→ **What you need to do**: Give the data a second time, exactly and in full.

>> begin Data excerpts

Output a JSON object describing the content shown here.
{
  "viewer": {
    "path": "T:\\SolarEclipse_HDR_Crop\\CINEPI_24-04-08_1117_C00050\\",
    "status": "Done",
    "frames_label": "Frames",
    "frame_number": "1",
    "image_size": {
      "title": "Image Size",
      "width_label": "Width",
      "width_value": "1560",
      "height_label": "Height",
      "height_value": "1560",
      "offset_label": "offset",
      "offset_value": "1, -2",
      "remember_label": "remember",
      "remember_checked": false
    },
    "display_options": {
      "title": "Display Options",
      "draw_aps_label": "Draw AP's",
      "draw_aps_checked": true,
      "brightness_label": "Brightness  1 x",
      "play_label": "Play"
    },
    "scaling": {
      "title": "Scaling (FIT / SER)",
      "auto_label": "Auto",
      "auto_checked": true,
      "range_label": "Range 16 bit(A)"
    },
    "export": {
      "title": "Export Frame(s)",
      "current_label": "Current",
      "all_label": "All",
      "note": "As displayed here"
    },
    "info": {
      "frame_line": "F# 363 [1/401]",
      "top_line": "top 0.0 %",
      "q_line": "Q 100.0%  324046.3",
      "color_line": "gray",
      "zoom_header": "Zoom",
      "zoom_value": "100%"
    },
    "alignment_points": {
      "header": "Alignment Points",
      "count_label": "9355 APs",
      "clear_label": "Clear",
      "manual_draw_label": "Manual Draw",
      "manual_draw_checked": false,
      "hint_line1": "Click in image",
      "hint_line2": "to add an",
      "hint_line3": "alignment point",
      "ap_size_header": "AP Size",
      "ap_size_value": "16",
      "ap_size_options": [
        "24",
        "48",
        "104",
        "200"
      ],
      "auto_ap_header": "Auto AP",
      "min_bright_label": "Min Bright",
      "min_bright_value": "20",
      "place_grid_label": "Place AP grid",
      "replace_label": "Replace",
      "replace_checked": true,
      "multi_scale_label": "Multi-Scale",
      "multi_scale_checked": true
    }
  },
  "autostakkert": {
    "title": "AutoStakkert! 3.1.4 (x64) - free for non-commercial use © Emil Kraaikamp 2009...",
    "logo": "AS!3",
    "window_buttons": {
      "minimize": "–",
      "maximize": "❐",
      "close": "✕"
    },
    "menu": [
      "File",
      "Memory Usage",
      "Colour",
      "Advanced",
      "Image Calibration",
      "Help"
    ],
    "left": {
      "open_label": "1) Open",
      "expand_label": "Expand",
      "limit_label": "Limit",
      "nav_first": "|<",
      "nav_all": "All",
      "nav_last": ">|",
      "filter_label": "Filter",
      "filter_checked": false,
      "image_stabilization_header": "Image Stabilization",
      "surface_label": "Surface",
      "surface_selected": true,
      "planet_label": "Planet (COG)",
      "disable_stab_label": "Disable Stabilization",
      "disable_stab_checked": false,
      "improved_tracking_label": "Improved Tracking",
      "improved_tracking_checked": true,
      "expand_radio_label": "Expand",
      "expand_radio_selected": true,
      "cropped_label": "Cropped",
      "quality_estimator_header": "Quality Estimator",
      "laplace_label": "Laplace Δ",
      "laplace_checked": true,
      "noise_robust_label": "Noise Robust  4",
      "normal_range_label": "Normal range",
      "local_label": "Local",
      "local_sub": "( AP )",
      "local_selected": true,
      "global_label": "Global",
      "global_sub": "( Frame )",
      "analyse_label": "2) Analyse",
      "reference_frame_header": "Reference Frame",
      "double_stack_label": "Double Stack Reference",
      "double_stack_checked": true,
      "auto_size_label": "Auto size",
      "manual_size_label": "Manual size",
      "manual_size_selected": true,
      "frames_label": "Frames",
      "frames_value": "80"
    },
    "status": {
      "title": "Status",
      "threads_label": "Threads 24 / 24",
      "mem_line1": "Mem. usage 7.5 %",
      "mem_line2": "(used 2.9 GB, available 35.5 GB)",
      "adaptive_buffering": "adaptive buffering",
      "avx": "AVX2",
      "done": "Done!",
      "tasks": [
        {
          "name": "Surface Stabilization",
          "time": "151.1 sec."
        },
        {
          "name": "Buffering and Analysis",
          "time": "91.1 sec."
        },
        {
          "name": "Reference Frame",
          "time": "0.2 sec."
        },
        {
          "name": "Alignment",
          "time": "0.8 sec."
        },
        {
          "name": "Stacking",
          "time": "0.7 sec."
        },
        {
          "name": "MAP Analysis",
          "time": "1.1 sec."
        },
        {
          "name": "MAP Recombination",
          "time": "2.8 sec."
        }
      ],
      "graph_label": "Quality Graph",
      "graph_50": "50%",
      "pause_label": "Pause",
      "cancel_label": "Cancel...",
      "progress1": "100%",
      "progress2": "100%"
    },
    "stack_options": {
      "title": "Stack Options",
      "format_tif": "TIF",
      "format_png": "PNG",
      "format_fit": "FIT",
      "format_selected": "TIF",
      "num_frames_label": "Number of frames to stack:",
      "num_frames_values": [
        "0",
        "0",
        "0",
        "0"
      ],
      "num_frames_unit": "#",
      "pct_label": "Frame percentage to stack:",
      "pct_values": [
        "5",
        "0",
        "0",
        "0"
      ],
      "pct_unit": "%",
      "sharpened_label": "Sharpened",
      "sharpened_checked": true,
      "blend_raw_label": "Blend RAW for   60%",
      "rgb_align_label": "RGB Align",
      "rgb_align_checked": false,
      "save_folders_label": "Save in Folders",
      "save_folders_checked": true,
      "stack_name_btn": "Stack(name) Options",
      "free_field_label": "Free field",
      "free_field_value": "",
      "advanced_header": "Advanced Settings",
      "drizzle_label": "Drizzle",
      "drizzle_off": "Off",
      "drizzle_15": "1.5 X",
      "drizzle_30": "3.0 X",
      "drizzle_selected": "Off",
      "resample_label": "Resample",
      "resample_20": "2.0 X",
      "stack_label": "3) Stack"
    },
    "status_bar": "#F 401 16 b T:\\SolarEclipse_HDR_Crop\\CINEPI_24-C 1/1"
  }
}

>> end Data excerpts

→ **The result**:
Output a JSON object describing the content shown here.
{
  "viewer": {
    "path": "T:\\SolarEclipse_HDR_Crop\\CINEPI_24-04-08_1117_C00050\\",
    "status": "Done",
    "frames_label": "Frames",
    "frame_number": "1",
    "image_size": {
      "title": "Image Size",
      "width_label": "Width",
      "width_value": "1560",
      "height_label": "Height",
      "height_value": "1560",
      "offset_label": "offset",
      "offset_value": "1, -2",
      "remember_label": "remember",
      "remember_checked": false
    },
    "display_options": {
      "title": "Display Options",
      "draw_aps_label": "Draw AP's",
      "draw_aps_checked": true,
      "brightness_label": "Brightness  1 x",
      "play_label": "Play"
    },
    "scaling": {
      "title": "Scaling (FIT / SER)",
      "auto_label": "Auto",
      "auto_checked": true,
      "range_label": "Range 16 bit(A)"
    },
    "export": {
      "title": "Export Frame(s)",
      "current_label": "Current",
      "all_label": "All",
      "note": "As displayed here"
    },
    "info": {
      "frame_line": "F# 363 [1/401]",
      "top_line": "top 0.0 %",
      "q_line": "Q 100.0%  324046.3",
      "color_line": "gray",
      "zoom_header": "Zoom",
      "zoom_value": "100%"
    },
    "alignment_points": {
      "header": "Alignment Points",
      "count_label": "9355 APs",
      "clear_label": "Clear",
      "manual_draw_label": "Manual Draw",
      "manual_draw_checked": false,
      "hint_line1": "Click in image",
      "hint_line2": "to add an",
      "hint_line3": "alignment point",
      "ap_size_header": "AP Size",
      "ap_size_value": "16",
      "ap_size_options": [
        "24",
        "48",
        "104",
        "200"
      ],
      "auto_ap_header": "Auto AP",
      "min_bright_label": "Min Bright",
      "min_bright_value": "20",
      "place_grid_label": "Place AP grid",
      "replace_label": "Replace",
      "replace_checked": true,
      "multi_scale_label": "Multi-Scale",
      "multi_scale_checked": true
    }
  },
  "autostakkert": {
    "title": "AutoStakkert! 3.1.4 (x64) - free for non-commercial use © Emil Kraaikamp 2009...",
    "logo": "AS!3",
    "window_buttons": {
      "minimize": "–",
      "maximize": "❐",
      "close": "✕"
    },
    "menu": [
      "File",
      "Memory Usage",
      "Colour",
      "Advanced",
      "Image Calibration",
      "Help"
    ],
    "left": {
      "open_label": "1) Open",
      "expand_label": "Expand",
      "limit_label": "Limit",
      "nav_first": "|<",
      "nav_all": "All",
      "nav_last": ">|",
      "filter_label": "Filter",
      "filter_checked": false,
      "image_stabilization_header": "Image Stabilization",
      "surface_label": "Surface",
      "surface_selected": true,
      "planet_label": "Planet (COG)",
      "disable_stab_label": "Disable Stabilization",
      "disable_stab_checked": false,
      "improved_tracking_label": "Improved Tracking",
      "improved_tracking_checked": true,
      "expand_radio_label": "Expand",
      "expand_radio_selected": true,
      "cropped_label": "Cropped",
      "quality_estimator_header": "Quality Estimator",
      "laplace_label": "Laplace Δ",
      "laplace_checked": true,
      "noise_robust_label": "Noise Robust  4",
      "normal_range_label": "Normal range",
      "local_label": "Local",
      "local_sub": "( AP )",
      "local_selected": true,
      "global_label": "Global",
      "global_sub": "( Frame )",
      "analyse_label": "2) Analyse",
      "reference_frame_header": "Reference Frame",
      "double_stack_label": "Double Stack Reference",
      "double_stack_checked": true,
      "auto_size_label": "Auto size",
      "manual_size_label": "Manual size",
      "manual_size_selected": true,
      "frames_label": "Frames",
      "frames_value": "80"
    },
    "status": {
      "title": "Status",
      "threads_label": "Threads 24 / 24",
      "mem_line1": "Mem. usage 7.5 %",
      "mem_line2": "(used 2.9 GB, available 35.5 GB)",
      "adaptive_buffering": "adaptive buffering",
      "avx": "AVX2",
      "done": "Done!",
      "tasks": [
        {
          "name": "Surface Stabilization",
          "time": "151.1 sec."
        },
        {
          "name": "Buffering and Analysis",
          "time": "91.1 sec."
        },
        {
          "name": "Reference Frame",
          "time": "0.2 sec."
        },
        {
          "name": "Alignment",
          "time": "0.8 sec."
        },
        {
          "name": "Stacking",
          "time": "0.7 sec."
        },
        {
          "name": "MAP Analysis",
          "time": "1.1 sec."
        },
        {
          "name": "MAP Recombination",
          "time": "2.8 sec."
        }
      ],
      "graph_label": "Quality Graph",
      "graph_50": "50%",
      "pause_label": "Pause",
      "cancel_label": "Cancel...",
      "progress1": "100%",
      "progress2": "100%"
    },
    "stack_options": {
      "title": "Stack Options",
      "format_tif": "TIF",
      "format_png": "PNG",
      "format_fit": "FIT",
      "format_selected": "TIF",
      "num_frames_label": "Number of frames to stack:",
      "num_frames_values": [
        "0",
        "0",
        "0",
        "0"
      ],
      "num_frames_unit": "#",
      "pct_label": "Frame percentage to stack:",
      "pct_values": [
        "5",
        "0",
        "0",
        "0"
      ],
      "pct_unit": "%",
      "sharpened_label": "Sharpened",
      "sharpened_checked": true,
      "blend_raw_label": "Blend RAW for   60%",
      "rgb_align_label": "RGB Align",
      "rgb_align_checked": false,
      "save_folders_label": "Save in Folders",
      "save_folders_checked": true,
      "stack_name_btn": "Stack(name) Options",
      "free_field_label": "Free field",
      "free_field_value": "",
      "advanced_header": "Advanced Settings",
      "drizzle_label": "Drizzle",
      "drizzle_off": "Off",
      "drizzle_15": "1.5 X",
      "drizzle_30": "3.0 X",
      "drizzle_selected": "Off",
      "resample_label": "Resample",
      "resample_20": "2.0 X",
      "stack_label": "3) Stack"
    },
    "status_bar": "#F 401 16 b T:\\SolarEclipse_HDR_Crop\\CINEPI_24-C 1/1"
  }
}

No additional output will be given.